**EXERCISE PROMPT:** Reproduce each of the lines word for word.

** START OF INPUT FOR THIS TASK **

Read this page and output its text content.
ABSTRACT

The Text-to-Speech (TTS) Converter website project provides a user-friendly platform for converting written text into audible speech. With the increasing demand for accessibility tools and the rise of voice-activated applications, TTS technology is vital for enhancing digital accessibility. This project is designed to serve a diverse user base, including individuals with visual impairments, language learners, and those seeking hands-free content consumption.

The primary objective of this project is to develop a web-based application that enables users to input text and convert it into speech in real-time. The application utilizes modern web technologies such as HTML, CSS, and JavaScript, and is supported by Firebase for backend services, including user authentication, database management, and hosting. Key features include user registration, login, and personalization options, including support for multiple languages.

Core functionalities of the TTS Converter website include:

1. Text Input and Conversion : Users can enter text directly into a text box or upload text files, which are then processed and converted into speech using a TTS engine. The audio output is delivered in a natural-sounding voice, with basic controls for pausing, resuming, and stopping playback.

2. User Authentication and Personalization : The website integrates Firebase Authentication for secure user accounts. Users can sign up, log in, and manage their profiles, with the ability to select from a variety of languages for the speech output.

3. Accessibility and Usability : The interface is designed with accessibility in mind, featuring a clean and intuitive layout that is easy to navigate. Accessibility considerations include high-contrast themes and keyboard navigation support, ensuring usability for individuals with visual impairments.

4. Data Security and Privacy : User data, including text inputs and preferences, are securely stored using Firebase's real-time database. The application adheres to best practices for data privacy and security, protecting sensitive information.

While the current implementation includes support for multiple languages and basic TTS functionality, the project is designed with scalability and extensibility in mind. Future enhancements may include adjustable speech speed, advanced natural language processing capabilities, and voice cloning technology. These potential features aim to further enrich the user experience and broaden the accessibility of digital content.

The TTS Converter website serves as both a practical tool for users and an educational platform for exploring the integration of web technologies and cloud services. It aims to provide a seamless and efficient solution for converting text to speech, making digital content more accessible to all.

** END OF INPUT FOR THIS TASK **

**OUTPUT FOR THIS TASK:**
Read this page and output its text content.
ABSTRACT

The Text-to-Speech (TTS) Converter website project provides a user-friendly platform for converting written text into audible speech. With the increasing demand for accessibility tools and the rise of voice-activated applications, TTS technology is vital for enhancing digital accessibility. This project is designed to serve a diverse user base, including individuals with visual impairments, language learners, and those seeking hands-free content consumption.

The primary objective of this project is to develop a web-based application that enables users to input text and convert it into speech in real-time. The application utilizes modern web technologies such as HTML, CSS, and JavaScript, and is supported by Firebase for backend services, including user authentication, database management, and hosting. Key features include user registration, login, and personalization options, including support for multiple languages.

Core functionalities of the TTS Converter website include:

1. Text Input and Conversion : Users can enter text directly into a text box or upload text files, which are then processed and converted into speech using a TTS engine. The audio output is delivered in a natural-sounding voice, with basic controls for pausing, resuming, and stopping playback.

2. User Authentication and Personalization : The website integrates Firebase Authentication for secure user accounts. Users can sign up, log in, and manage their profiles, with the ability to select from a variety of languages for the speech output.

3. Accessibility and Usability : The interface is designed with accessibility in mind, featuring a clean and intuitive layout that is easy to navigate. Accessibility considerations include high-contrast themes and keyboard navigation support, ensuring usability for individuals with visual impairments.

4. Data Security and Privacy : User data, including text inputs and preferences, are securely stored using Firebase's real-time database. The application adheres to best practices for data privacy and security, protecting sensitive information.

While the current implementation includes support for multiple languages and basic TTS functionality, the project is designed with scalability and extensibility in mind. Future enhancements may include adjustable speech speed, advanced natural language processing capabilities, and voice cloning technology. These potential features aim to further enrich the user experience and broaden the accessibility of digital content.

The TTS Converter website serves as both a practical tool for users and an educational platform for exploring the integration of web technologies and cloud services. It aims to provide a seamless and efficient solution for converting text to speech, making digital content more accessible to all.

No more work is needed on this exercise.